[start DATA PROVIDED]
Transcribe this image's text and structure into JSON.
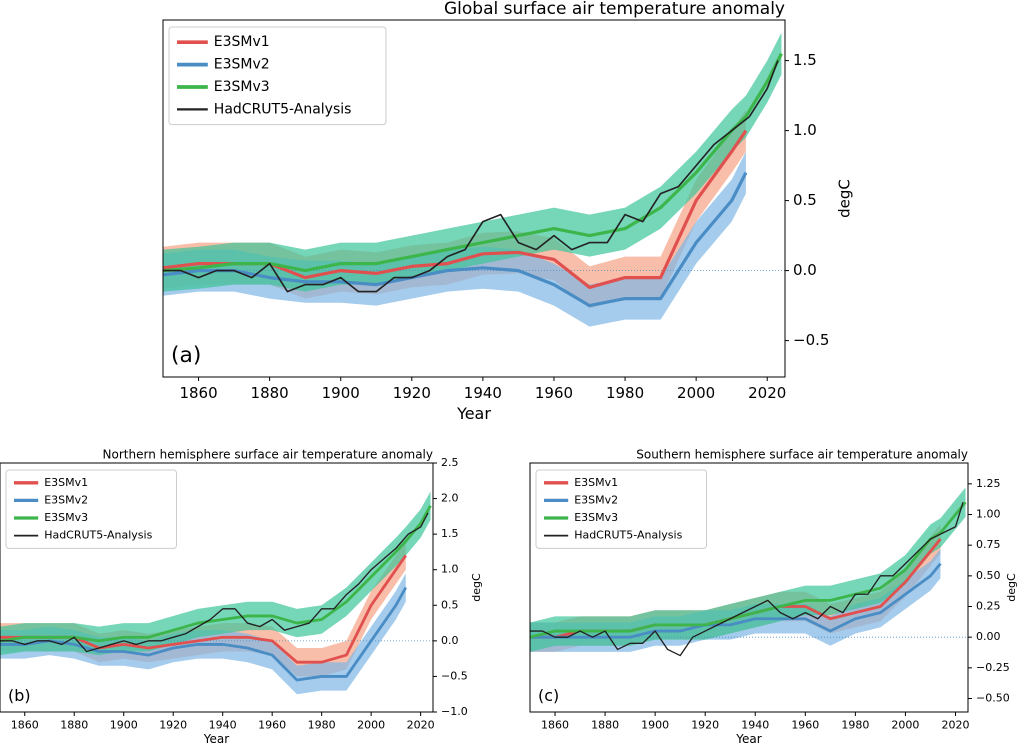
{
  "chart_data": [
    {
      "type": "line",
      "title": "Global surface air temperature anomaly",
      "annotation": "(a)",
      "xlabel": "Year",
      "ylabel": "degC",
      "xlim": [
        1850,
        2025
      ],
      "ylim": [
        -0.76,
        1.79
      ],
      "xticks": [
        1860,
        1880,
        1900,
        1920,
        1940,
        1960,
        1980,
        2000,
        2020
      ],
      "yticks": [
        {
          "value": -0.5,
          "label": "−0.5"
        },
        {
          "value": 0,
          "label": "0.0"
        },
        0.5,
        {
          "value": 1,
          "label": "1.0"
        },
        1.5
      ],
      "legend": "upper left",
      "series": [
        {
          "name": "E3SMv1",
          "color": "#e0504f",
          "band_color": "#f5a385",
          "band": 0.15,
          "x": [
            1850,
            1860,
            1870,
            1880,
            1890,
            1900,
            1910,
            1920,
            1930,
            1940,
            1950,
            1960,
            1970,
            1980,
            1990,
            2000,
            2010,
            2014
          ],
          "values": [
            0.02,
            0.05,
            0.05,
            0.05,
            -0.05,
            0.0,
            -0.02,
            0.03,
            0.05,
            0.12,
            0.13,
            0.08,
            -0.12,
            -0.05,
            -0.05,
            0.5,
            0.85,
            1.0
          ]
        },
        {
          "name": "E3SMv2",
          "color": "#4a8cc4",
          "band_color": "#7fb7e6",
          "band": 0.15,
          "x": [
            1850,
            1860,
            1870,
            1880,
            1890,
            1900,
            1910,
            1920,
            1930,
            1940,
            1950,
            1960,
            1970,
            1980,
            1990,
            2000,
            2010,
            2014
          ],
          "values": [
            -0.03,
            0.0,
            0.0,
            -0.05,
            -0.08,
            -0.08,
            -0.1,
            -0.05,
            0.0,
            0.02,
            0.0,
            -0.1,
            -0.25,
            -0.2,
            -0.2,
            0.2,
            0.5,
            0.7
          ]
        },
        {
          "name": "E3SMv3",
          "color": "#3cb54a",
          "band_color": "#3cc49a",
          "band": 0.15,
          "x": [
            1850,
            1860,
            1870,
            1880,
            1890,
            1900,
            1910,
            1920,
            1930,
            1940,
            1950,
            1960,
            1970,
            1980,
            1990,
            2000,
            2010,
            2014,
            2020,
            2024
          ],
          "values": [
            0.0,
            0.02,
            0.05,
            0.05,
            0.0,
            0.05,
            0.05,
            0.1,
            0.15,
            0.2,
            0.25,
            0.3,
            0.25,
            0.3,
            0.45,
            0.7,
            1.0,
            1.1,
            1.35,
            1.55
          ]
        },
        {
          "name": "HadCRUT5-Analysis",
          "color": "#222222",
          "x": [
            1850,
            1855,
            1860,
            1865,
            1870,
            1875,
            1880,
            1885,
            1890,
            1895,
            1900,
            1905,
            1910,
            1915,
            1920,
            1925,
            1930,
            1935,
            1940,
            1945,
            1950,
            1955,
            1960,
            1965,
            1970,
            1975,
            1980,
            1985,
            1990,
            1995,
            2000,
            2005,
            2010,
            2015,
            2020,
            2023
          ],
          "values": [
            0.0,
            0.0,
            -0.05,
            0.0,
            0.0,
            -0.05,
            0.05,
            -0.15,
            -0.1,
            -0.1,
            -0.05,
            -0.15,
            -0.15,
            -0.05,
            -0.05,
            0.0,
            0.1,
            0.15,
            0.35,
            0.4,
            0.2,
            0.15,
            0.25,
            0.15,
            0.2,
            0.2,
            0.4,
            0.35,
            0.55,
            0.6,
            0.75,
            0.9,
            1.0,
            1.1,
            1.3,
            1.5
          ]
        }
      ]
    },
    {
      "type": "line",
      "title": "Northern hemisphere surface air temperature anomaly",
      "annotation": "(b)",
      "xlabel": "Year",
      "ylabel": "degC",
      "xlim": [
        1850,
        2025
      ],
      "ylim": [
        -1.0,
        2.5
      ],
      "xticks": [
        1860,
        1880,
        1900,
        1920,
        1940,
        1960,
        1980,
        2000,
        2020
      ],
      "yticks": [
        {
          "value": -1,
          "label": "−1.0"
        },
        {
          "value": -0.5,
          "label": "−0.5"
        },
        {
          "value": 0,
          "label": "0.0"
        },
        0.5,
        {
          "value": 1,
          "label": "1.0"
        },
        1.5,
        {
          "value": 2,
          "label": "2.0"
        },
        2.5
      ],
      "legend": "upper left",
      "series": [
        {
          "name": "E3SMv1",
          "color": "#e0504f",
          "band_color": "#f5a385",
          "band": 0.2,
          "x": [
            1850,
            1860,
            1870,
            1880,
            1890,
            1900,
            1910,
            1920,
            1930,
            1940,
            1950,
            1960,
            1970,
            1980,
            1990,
            2000,
            2010,
            2014
          ],
          "values": [
            0.05,
            0.05,
            0.05,
            0.05,
            -0.1,
            -0.05,
            -0.1,
            -0.05,
            0.0,
            0.05,
            0.05,
            0.0,
            -0.3,
            -0.3,
            -0.2,
            0.5,
            1.0,
            1.2
          ]
        },
        {
          "name": "E3SMv2",
          "color": "#4a8cc4",
          "band_color": "#7fb7e6",
          "band": 0.2,
          "x": [
            1850,
            1860,
            1870,
            1880,
            1890,
            1900,
            1910,
            1920,
            1930,
            1940,
            1950,
            1960,
            1970,
            1980,
            1990,
            2000,
            2010,
            2014
          ],
          "values": [
            -0.05,
            -0.05,
            0.0,
            -0.05,
            -0.15,
            -0.15,
            -0.2,
            -0.1,
            -0.05,
            -0.05,
            -0.1,
            -0.2,
            -0.55,
            -0.5,
            -0.5,
            0.0,
            0.5,
            0.75
          ]
        },
        {
          "name": "E3SMv3",
          "color": "#3cb54a",
          "band_color": "#3cc49a",
          "band": 0.2,
          "x": [
            1850,
            1860,
            1870,
            1880,
            1890,
            1900,
            1910,
            1920,
            1930,
            1940,
            1950,
            1960,
            1970,
            1980,
            1990,
            2000,
            2010,
            2014,
            2020,
            2024
          ],
          "values": [
            0.0,
            0.05,
            0.05,
            0.05,
            0.0,
            0.05,
            0.05,
            0.15,
            0.25,
            0.3,
            0.35,
            0.35,
            0.25,
            0.3,
            0.55,
            0.9,
            1.25,
            1.4,
            1.65,
            1.9
          ]
        },
        {
          "name": "HadCRUT5-Analysis",
          "color": "#222222",
          "x": [
            1850,
            1855,
            1860,
            1865,
            1870,
            1875,
            1880,
            1885,
            1890,
            1895,
            1900,
            1905,
            1910,
            1915,
            1920,
            1925,
            1930,
            1935,
            1940,
            1945,
            1950,
            1955,
            1960,
            1965,
            1970,
            1975,
            1980,
            1985,
            1990,
            1995,
            2000,
            2005,
            2010,
            2015,
            2020,
            2023
          ],
          "values": [
            0.0,
            0.0,
            -0.05,
            0.0,
            0.0,
            -0.05,
            0.05,
            -0.15,
            -0.1,
            -0.05,
            0.0,
            -0.05,
            0.0,
            0.0,
            0.05,
            0.1,
            0.2,
            0.3,
            0.45,
            0.45,
            0.25,
            0.2,
            0.3,
            0.15,
            0.2,
            0.25,
            0.45,
            0.45,
            0.65,
            0.8,
            1.0,
            1.15,
            1.3,
            1.5,
            1.6,
            1.8
          ]
        }
      ]
    },
    {
      "type": "line",
      "title": "Southern hemisphere surface air temperature anomaly",
      "annotation": "(c)",
      "xlabel": "Year",
      "ylabel": "degC",
      "xlim": [
        1850,
        2025
      ],
      "ylim": [
        -0.61,
        1.42
      ],
      "xticks": [
        1860,
        1880,
        1900,
        1920,
        1940,
        1960,
        1980,
        2000,
        2020
      ],
      "yticks": [
        {
          "value": -0.5,
          "label": "−0.50"
        },
        {
          "value": -0.25,
          "label": "−0.25"
        },
        {
          "value": 0,
          "label": "0.00"
        },
        0.25,
        {
          "value": 0.5,
          "label": "0.50"
        },
        0.75,
        {
          "value": 1,
          "label": "1.00"
        },
        1.25
      ],
      "legend": "upper left",
      "series": [
        {
          "name": "E3SMv1",
          "color": "#e0504f",
          "band_color": "#f5a385",
          "band": 0.12,
          "x": [
            1850,
            1860,
            1870,
            1880,
            1890,
            1900,
            1910,
            1920,
            1930,
            1940,
            1950,
            1960,
            1970,
            1980,
            1990,
            2000,
            2010,
            2014
          ],
          "values": [
            0.0,
            0.0,
            0.05,
            0.05,
            0.05,
            0.1,
            0.1,
            0.1,
            0.15,
            0.2,
            0.25,
            0.25,
            0.15,
            0.2,
            0.25,
            0.45,
            0.7,
            0.8
          ]
        },
        {
          "name": "E3SMv2",
          "color": "#4a8cc4",
          "band_color": "#7fb7e6",
          "band": 0.12,
          "x": [
            1850,
            1860,
            1870,
            1880,
            1890,
            1900,
            1910,
            1920,
            1930,
            1940,
            1950,
            1960,
            1970,
            1980,
            1990,
            2000,
            2010,
            2014
          ],
          "values": [
            0.0,
            0.0,
            0.0,
            0.0,
            0.0,
            0.05,
            0.05,
            0.1,
            0.1,
            0.15,
            0.15,
            0.15,
            0.05,
            0.15,
            0.2,
            0.35,
            0.5,
            0.6
          ]
        },
        {
          "name": "E3SMv3",
          "color": "#3cb54a",
          "band_color": "#3cc49a",
          "band": 0.12,
          "x": [
            1850,
            1860,
            1870,
            1880,
            1890,
            1900,
            1910,
            1920,
            1930,
            1940,
            1950,
            1960,
            1970,
            1980,
            1990,
            2000,
            2010,
            2014,
            2020,
            2024
          ],
          "values": [
            0.0,
            0.05,
            0.05,
            0.05,
            0.05,
            0.1,
            0.1,
            0.1,
            0.15,
            0.2,
            0.25,
            0.3,
            0.3,
            0.35,
            0.4,
            0.55,
            0.8,
            0.85,
            1.0,
            1.1
          ]
        },
        {
          "name": "HadCRUT5-Analysis",
          "color": "#222222",
          "x": [
            1850,
            1855,
            1860,
            1865,
            1870,
            1875,
            1880,
            1885,
            1890,
            1895,
            1900,
            1905,
            1910,
            1915,
            1920,
            1925,
            1930,
            1935,
            1940,
            1945,
            1950,
            1955,
            1960,
            1965,
            1970,
            1975,
            1980,
            1985,
            1990,
            1995,
            2000,
            2005,
            2010,
            2015,
            2020,
            2023
          ],
          "values": [
            0.05,
            0.05,
            0.0,
            0.0,
            0.05,
            0.0,
            0.05,
            -0.1,
            -0.05,
            -0.05,
            0.05,
            -0.1,
            -0.15,
            0.0,
            0.05,
            0.1,
            0.15,
            0.2,
            0.25,
            0.3,
            0.2,
            0.15,
            0.2,
            0.15,
            0.25,
            0.2,
            0.35,
            0.35,
            0.5,
            0.5,
            0.6,
            0.7,
            0.8,
            0.85,
            0.9,
            1.1
          ]
        }
      ]
    }
  ]
}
[end DATA PROVIDED]
- TASK DETAILS
Pull out all lines from the listing that contain the string "title".

- RESULT OF THE TASK
      "title": "Global surface air temperature anomaly",
      "title": "Northern hemisphere surface air temperature anomaly",
      "title": "Southern hemisphere surface air temperature anomaly",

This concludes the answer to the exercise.